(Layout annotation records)
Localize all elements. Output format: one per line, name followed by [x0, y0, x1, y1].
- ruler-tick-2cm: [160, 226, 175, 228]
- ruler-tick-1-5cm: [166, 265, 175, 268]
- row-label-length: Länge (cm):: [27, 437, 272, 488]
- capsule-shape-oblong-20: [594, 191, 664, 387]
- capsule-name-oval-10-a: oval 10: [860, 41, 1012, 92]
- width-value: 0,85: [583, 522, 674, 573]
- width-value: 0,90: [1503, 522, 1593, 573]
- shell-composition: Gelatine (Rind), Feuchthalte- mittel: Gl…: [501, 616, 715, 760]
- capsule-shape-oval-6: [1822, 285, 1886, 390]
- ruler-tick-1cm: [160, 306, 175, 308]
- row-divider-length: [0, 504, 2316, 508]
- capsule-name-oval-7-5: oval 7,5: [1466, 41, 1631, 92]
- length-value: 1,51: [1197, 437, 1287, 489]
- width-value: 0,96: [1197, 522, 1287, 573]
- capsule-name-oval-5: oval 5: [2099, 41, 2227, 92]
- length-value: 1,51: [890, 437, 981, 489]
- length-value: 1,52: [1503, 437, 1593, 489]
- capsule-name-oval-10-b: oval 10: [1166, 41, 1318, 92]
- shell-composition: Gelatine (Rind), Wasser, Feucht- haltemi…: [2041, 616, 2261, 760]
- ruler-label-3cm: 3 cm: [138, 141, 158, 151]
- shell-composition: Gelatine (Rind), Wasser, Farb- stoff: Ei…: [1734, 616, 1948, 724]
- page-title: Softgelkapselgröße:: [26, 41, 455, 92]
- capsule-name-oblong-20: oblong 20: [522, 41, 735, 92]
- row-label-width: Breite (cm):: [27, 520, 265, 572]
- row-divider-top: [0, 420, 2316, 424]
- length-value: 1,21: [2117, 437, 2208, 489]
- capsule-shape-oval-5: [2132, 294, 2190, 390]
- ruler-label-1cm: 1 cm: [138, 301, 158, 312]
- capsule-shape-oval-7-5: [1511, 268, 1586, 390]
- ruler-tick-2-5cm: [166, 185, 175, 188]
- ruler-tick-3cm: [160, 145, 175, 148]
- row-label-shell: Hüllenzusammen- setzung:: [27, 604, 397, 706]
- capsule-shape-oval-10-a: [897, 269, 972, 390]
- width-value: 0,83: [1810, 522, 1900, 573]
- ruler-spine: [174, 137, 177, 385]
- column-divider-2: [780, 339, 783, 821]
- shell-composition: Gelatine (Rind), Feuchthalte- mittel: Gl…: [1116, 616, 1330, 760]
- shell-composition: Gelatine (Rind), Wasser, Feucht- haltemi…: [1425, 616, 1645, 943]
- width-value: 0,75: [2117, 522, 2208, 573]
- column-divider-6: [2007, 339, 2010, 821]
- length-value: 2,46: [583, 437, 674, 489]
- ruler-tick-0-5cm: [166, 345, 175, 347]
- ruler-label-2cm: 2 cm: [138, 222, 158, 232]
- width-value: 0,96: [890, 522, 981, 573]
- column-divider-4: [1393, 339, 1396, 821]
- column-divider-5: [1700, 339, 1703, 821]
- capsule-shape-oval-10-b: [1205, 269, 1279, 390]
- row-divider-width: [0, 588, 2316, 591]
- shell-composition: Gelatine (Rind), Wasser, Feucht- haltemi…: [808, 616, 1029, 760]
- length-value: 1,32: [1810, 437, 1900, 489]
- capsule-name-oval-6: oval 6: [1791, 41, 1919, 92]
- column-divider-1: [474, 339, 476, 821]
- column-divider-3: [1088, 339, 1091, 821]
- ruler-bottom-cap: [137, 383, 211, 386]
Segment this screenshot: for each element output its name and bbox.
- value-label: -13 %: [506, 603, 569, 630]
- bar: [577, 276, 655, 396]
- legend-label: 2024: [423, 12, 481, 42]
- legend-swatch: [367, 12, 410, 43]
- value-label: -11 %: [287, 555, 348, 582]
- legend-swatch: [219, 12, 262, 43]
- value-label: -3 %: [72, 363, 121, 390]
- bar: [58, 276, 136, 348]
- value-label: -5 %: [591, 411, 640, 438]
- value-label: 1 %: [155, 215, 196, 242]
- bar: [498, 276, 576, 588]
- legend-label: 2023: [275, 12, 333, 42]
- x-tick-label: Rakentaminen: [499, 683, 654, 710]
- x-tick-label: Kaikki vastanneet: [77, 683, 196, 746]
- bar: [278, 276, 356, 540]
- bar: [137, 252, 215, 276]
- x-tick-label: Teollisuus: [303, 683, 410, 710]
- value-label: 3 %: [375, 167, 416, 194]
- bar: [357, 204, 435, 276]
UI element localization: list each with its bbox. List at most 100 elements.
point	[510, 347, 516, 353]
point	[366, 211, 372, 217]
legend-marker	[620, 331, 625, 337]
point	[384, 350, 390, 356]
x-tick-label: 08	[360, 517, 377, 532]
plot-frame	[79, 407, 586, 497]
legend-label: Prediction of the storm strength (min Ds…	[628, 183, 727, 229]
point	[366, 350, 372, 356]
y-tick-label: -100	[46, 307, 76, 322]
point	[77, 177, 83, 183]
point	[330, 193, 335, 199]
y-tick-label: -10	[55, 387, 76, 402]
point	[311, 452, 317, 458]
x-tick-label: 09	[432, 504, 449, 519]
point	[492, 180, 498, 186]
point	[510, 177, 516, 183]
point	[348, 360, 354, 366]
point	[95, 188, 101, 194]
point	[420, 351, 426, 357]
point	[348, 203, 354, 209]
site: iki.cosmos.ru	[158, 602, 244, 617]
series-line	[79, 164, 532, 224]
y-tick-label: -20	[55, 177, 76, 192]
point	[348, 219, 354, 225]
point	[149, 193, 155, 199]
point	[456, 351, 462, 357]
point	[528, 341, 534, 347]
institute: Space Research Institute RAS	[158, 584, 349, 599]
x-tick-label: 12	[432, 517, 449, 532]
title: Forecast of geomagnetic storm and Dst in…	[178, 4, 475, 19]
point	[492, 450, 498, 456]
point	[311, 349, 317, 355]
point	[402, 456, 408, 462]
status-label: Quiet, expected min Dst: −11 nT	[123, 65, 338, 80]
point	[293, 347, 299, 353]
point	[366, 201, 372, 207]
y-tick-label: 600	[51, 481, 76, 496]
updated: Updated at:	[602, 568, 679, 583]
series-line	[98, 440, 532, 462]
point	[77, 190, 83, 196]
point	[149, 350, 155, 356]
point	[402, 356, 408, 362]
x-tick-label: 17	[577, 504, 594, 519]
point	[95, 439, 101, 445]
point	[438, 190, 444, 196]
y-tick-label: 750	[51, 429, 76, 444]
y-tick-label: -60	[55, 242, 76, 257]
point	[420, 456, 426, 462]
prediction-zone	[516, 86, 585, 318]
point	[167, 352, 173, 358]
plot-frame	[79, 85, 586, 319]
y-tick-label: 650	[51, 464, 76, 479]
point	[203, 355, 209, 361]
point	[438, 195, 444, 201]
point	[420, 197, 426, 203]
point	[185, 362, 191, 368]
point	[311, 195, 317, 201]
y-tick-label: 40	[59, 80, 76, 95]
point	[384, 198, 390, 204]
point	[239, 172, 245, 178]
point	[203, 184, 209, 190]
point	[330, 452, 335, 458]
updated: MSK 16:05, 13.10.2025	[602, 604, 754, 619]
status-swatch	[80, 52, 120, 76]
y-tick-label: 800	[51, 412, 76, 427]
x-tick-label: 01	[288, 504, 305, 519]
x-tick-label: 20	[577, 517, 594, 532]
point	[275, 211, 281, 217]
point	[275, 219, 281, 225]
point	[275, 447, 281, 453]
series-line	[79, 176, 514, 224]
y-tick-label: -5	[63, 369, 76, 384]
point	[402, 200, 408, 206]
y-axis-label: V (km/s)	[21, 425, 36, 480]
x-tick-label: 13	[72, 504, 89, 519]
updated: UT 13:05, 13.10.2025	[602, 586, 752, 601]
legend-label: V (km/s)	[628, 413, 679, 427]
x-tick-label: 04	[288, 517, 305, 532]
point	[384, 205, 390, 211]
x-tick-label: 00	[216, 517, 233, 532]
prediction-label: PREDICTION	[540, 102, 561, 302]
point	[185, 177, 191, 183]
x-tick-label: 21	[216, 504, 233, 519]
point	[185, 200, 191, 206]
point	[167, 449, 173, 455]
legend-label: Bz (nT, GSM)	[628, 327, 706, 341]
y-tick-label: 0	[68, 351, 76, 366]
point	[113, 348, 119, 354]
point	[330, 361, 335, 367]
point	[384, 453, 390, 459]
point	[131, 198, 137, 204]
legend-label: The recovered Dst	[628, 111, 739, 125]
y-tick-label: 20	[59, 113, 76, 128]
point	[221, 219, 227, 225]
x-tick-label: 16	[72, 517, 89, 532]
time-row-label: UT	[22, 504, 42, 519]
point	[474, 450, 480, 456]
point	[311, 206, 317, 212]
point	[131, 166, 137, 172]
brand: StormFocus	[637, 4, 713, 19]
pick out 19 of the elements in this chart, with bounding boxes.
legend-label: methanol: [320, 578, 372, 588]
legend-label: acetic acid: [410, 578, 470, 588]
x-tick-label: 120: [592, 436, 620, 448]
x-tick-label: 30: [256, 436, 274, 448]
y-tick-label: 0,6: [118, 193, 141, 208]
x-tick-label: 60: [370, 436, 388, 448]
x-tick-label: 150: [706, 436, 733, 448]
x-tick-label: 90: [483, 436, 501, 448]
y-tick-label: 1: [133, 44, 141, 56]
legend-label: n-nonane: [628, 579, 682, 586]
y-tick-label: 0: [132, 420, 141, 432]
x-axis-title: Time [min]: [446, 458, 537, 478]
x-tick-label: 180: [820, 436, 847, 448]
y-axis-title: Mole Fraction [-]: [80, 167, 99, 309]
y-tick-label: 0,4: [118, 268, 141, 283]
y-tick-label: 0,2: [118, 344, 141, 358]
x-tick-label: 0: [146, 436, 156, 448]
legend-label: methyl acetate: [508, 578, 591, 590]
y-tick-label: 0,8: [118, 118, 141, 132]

__Aim of the task__: Put each line from the start of the records down through the line containing "- ruler-tick-0-5cm: [166, 345, 175, 347]" into a JSON list of strings, one string per line. Include both ends and leave out blank lines.

__Exercise solution__:
[
  "Localize all elements. Output format: one per line, name followed by [x0, y0, x1, y1].",
  "- ruler-tick-2cm: [160, 226, 175, 228]",
  "- ruler-tick-1-5cm: [166, 265, 175, 268]",
  "- row-label-length: Länge (cm):: [27, 437, 272, 488]",
  "- capsule-shape-oblong-20: [594, 191, 664, 387]",
  "- capsule-name-oval-10-a: oval 10: [860, 41, 1012, 92]",
  "- width-value: 0,85: [583, 522, 674, 573]",
  "- width-value: 0,90: [1503, 522, 1593, 573]",
  "- shell-composition: Gelatine (Rind), Feuchthalte- mittel: Gl…: [501, 616, 715, 760]",
  "- capsule-shape-oval-6: [1822, 285, 1886, 390]",
  "- ruler-tick-1cm: [160, 306, 175, 308]",
  "- row-divider-length: [0, 504, 2316, 508]",
  "- capsule-name-oval-7-5: oval 7,5: [1466, 41, 1631, 92]",
  "- length-value: 1,51: [1197, 437, 1287, 489]",
  "- width-value: 0,96: [1197, 522, 1287, 573]",
  "- capsule-name-oval-5: oval 5: [2099, 41, 2227, 92]",
  "- length-value: 1,51: [890, 437, 981, 489]",
  "- length-value: 1,52: [1503, 437, 1593, 489]",
  "- capsule-name-oval-10-b: oval 10: [1166, 41, 1318, 92]",
  "- shell-composition: Gelatine (Rind), Wasser, Feucht- haltemi…: [2041, 616, 2261, 760]",
  "- ruler-label-3cm: 3 cm: [138, 141, 158, 151]",
  "- shell-composition: Gelatine (Rind), Wasser, Farb- stoff: Ei…: [1734, 616, 1948, 724]",
  "- page-title: Softgelkapselgröße:: [26, 41, 455, 92]",
  "- capsule-name-oblong-20: oblong 20: [522, 41, 735, 92]",
  "- row-label-width: Breite (cm):: [27, 520, 265, 572]",
  "- row-divider-top: [0, 420, 2316, 424]",
  "- length-value: 1,21: [2117, 437, 2208, 489]",
  "- capsule-shape-oval-5: [2132, 294, 2190, 390]",
  "- ruler-label-1cm: 1 cm: [138, 301, 158, 312]",
  "- capsule-shape-oval-7-5: [1511, 268, 1586, 390]",
  "- ruler-tick-2-5cm: [166, 185, 175, 188]",
  "- ruler-tick-3cm: [160, 145, 175, 148]",
  "- row-label-shell: Hüllenzusammen- setzung:: [27, 604, 397, 706]",
  "- capsule-shape-oval-10-a: [897, 269, 972, 390]",
  "- width-value: 0,83: [1810, 522, 1900, 573]",
  "- ruler-spine: [174, 137, 177, 385]",
  "- column-divider-2: [780, 339, 783, 821]",
  "- shell-composition: Gelatine (Rind), Feuchthalte- mittel: Gl…: [1116, 616, 1330, 760]",
  "- shell-composition: Gelatine (Rind), Wasser, Feucht- haltemi…: [1425, 616, 1645, 943]",
  "- width-value: 0,75: [2117, 522, 2208, 573]",
  "- column-divider-6: [2007, 339, 2010, 821]",
  "- length-value: 2,46: [583, 437, 674, 489]",
  "- ruler-tick-0-5cm: [166, 345, 175, 347]"
]